What you will do:
#1 Answer these questions using the music humor review below:
(a) Which Rachmaninov work did Igudesman & Joo fuse with "All By Myself"?
(b) Which TV series theme does Joo quote on the piano strings to introduce the alien violinist?
(c) Where and when did Schickele hear Spike Jones on records?
#2 Using the music humor review below, decide whether each statement agrees with it. Answer yes or no, and quote the deciding words.
(a) Eric Carmen's "All By Myself" was a 1975 hit.
(b) PDQ Bach's Pervertimento used a bagpipe with its drone.
(c) The reviewer found the song about Bessie itself funny.

>> begin Selection

Photo: Jonathan Lange.
Yet with a little set up, even the youngest audience member can feel the absurd contrast between the heartbreaking, tragic opera chords combined with the sultry, sexy dance rhythm. Dramatic facial expressions, some over-acting sobs and posture change with dance like movement can easily sell this combination. To bring this up to date, perhaps we could add a twist here of a spoof on Miley Cyrus’s twerking in place of tango gesture.
Another example of quotation was Igudesman & Joo’s fusion of the serious and breathtaking second movement of Rachmaninov’s Piano Concerto No. 2 in C minor, which deteriorates into Joo’s hilarious sobbing vocal of Eric Carmen’s self-pitying 1975 hit “All By Myself.” Even if young people don’t know the dated Carmen tune, which borrowed Rachmaninov’s melody, Joo’s exaggerated crying compels the audience to laughter. Then, Igudesman takes us over the edge as he is emotionally overtaken by his counterpart’s depression and loses composure himself. That’s funny for all of us.
Silly Sounds
I & J have mastered Schickele’s second category of humor in music, silly sounds, with Igudesman’s snoring violin and Joo’s karate-style piano playing. Even a two year old can perceive a bassoon breaking wind or a violin making cat calls. Joo quotes the famous Twilight Zone TV series theme on the piano strings to introduce the alien violinist. The appropriately dressed alien plays sadistic screeching sounds until Joo introduces and instructs the alien to quote the theme from Close Encounters of the Third Kind. The same hilarity appeared in PDQ Bach’s Pervertimento, which combined some unusual instruments: an old fashioned siren from a bike wheel, a bike handlebar to create a horn and a bagpipe without the drone. Schickele played a recording of this piece and Josh didn’t need to see the bagpipe player or the siren to find the sound of the music outrageous and worthy of convulsive laughter.
Schickele said he discovered another function of funny sounds, sound effects that speak to the literal meaning of parody lyrics, from Spike Jones on records at the music store in the ‘50s. On one Spike example, “You Only Hurt the Ones You Love,” the phrase ”you always break” uses a sound effect crunch at 2:20 in the clip. In Nightmare Music, Igudesman uses improvised bird calls on the violin as Joo sings the “especially for Portland” tune about his favorite cow, Bessie. Unfortunately, this song went on too long and should be put out to pasture. Joo’s puns on moo-sic were funny and Igudesman’s coweography was moo-ving, but the song itself was not. Perhaps the jet lag that Igudesman referenced from their preceding Seattle gig was the culprit. Either way, we herd enough of Bessie.

>> end Selection
>> begin Listing

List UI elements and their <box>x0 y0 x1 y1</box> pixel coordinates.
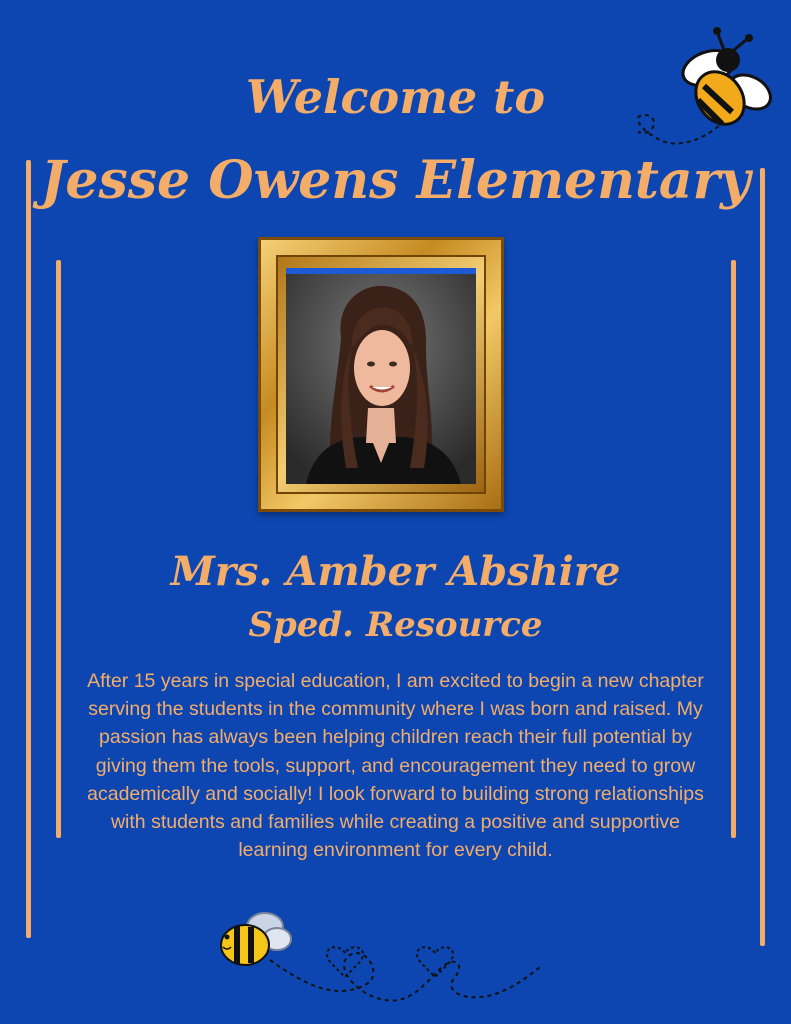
teacher-bio: After 15 years in special education, I am excited to begin a new chapter serving the students in the community where I was born and raised. My passion has always been helping children reach their full potential by giving them the tools, support, and encouragement they need to grow academically and socially! I look forward to building strong relationships with students and families while creating a positive and supportive learning environment for every child. <box>87 670 704 862</box>
welcome-heading: Welcome to <box>245 70 546 124</box>
portrait-frame <box>258 237 504 512</box>
portrait-photo <box>286 268 476 484</box>
teacher-name: Mrs. Amber Abshire <box>170 548 621 595</box>
teacher-role: Sped. Resource <box>248 605 543 645</box>
bee-icon <box>600 20 780 160</box>
bee-icon <box>215 905 555 1015</box>
school-name-heading: Jesse Owens Elementary <box>40 150 751 211</box>
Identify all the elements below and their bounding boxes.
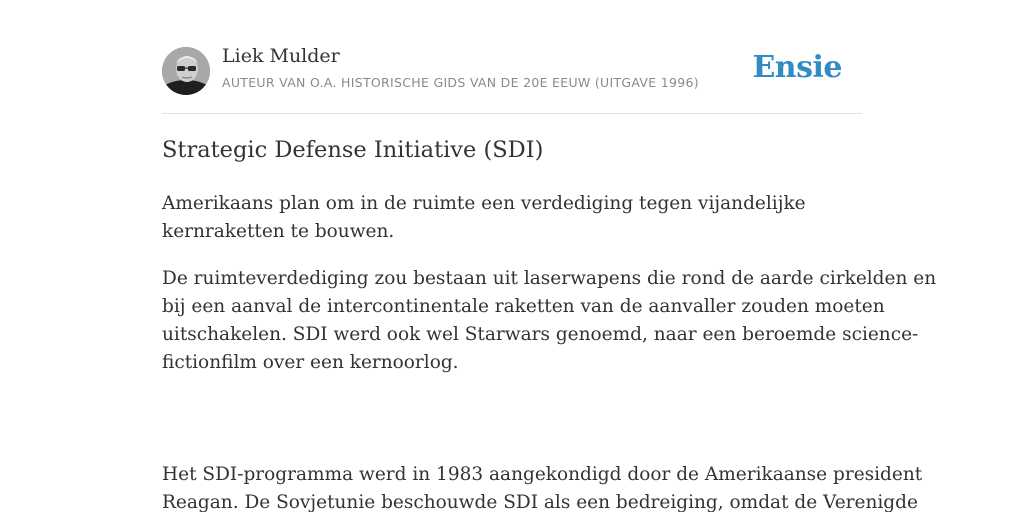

>> end Listing

Solution set:
#1
(a) The second movement of Rachmaninov's Piano Concerto No. 2 in C minor.
(b) The Twilight Zone theme.
(c) At the music store in the '50s.

#2
(a) Yes: "Eric Carmen’s self-pitying 1975 hit “All By Myself.”"
(b) No: "a bagpipe without the drone"
(c) No: "Joo’s puns on moo-sic were funny and Igudesman’s coweography was moo-ving, but the song itself was not."